What you should do —
Out of the lines in this data, how many include "RATIO"? Give the number and nothing else.
--- START OF Source data ---
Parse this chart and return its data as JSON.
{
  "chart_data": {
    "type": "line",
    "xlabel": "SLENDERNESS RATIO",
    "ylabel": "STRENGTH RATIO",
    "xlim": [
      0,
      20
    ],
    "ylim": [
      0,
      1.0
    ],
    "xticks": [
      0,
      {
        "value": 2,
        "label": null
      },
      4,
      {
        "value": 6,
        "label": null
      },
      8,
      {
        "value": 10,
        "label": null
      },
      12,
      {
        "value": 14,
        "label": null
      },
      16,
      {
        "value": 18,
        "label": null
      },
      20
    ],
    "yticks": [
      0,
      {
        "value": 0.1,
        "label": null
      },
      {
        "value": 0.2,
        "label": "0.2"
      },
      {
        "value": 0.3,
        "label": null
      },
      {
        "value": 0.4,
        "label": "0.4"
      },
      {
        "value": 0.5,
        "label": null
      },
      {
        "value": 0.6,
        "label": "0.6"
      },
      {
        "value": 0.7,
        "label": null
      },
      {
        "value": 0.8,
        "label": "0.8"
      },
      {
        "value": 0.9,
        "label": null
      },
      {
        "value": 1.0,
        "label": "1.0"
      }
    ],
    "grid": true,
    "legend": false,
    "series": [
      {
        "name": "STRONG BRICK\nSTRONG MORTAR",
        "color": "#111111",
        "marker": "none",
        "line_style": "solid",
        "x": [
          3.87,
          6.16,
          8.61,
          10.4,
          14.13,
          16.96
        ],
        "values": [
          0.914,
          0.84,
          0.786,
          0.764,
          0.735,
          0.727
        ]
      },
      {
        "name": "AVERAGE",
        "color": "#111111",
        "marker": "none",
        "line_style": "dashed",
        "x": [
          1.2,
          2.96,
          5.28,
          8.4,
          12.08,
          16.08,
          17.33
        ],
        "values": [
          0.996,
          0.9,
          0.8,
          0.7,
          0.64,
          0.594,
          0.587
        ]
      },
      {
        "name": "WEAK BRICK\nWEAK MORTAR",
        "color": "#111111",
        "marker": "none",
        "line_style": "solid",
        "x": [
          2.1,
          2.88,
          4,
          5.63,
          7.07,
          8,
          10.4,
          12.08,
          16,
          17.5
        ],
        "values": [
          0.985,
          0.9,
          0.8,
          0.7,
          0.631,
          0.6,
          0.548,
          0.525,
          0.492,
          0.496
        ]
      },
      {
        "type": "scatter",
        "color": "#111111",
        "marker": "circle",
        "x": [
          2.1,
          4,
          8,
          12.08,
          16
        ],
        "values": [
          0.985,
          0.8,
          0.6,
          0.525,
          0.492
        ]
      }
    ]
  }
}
--- END OF Source data ---
Answer to the exercise —
2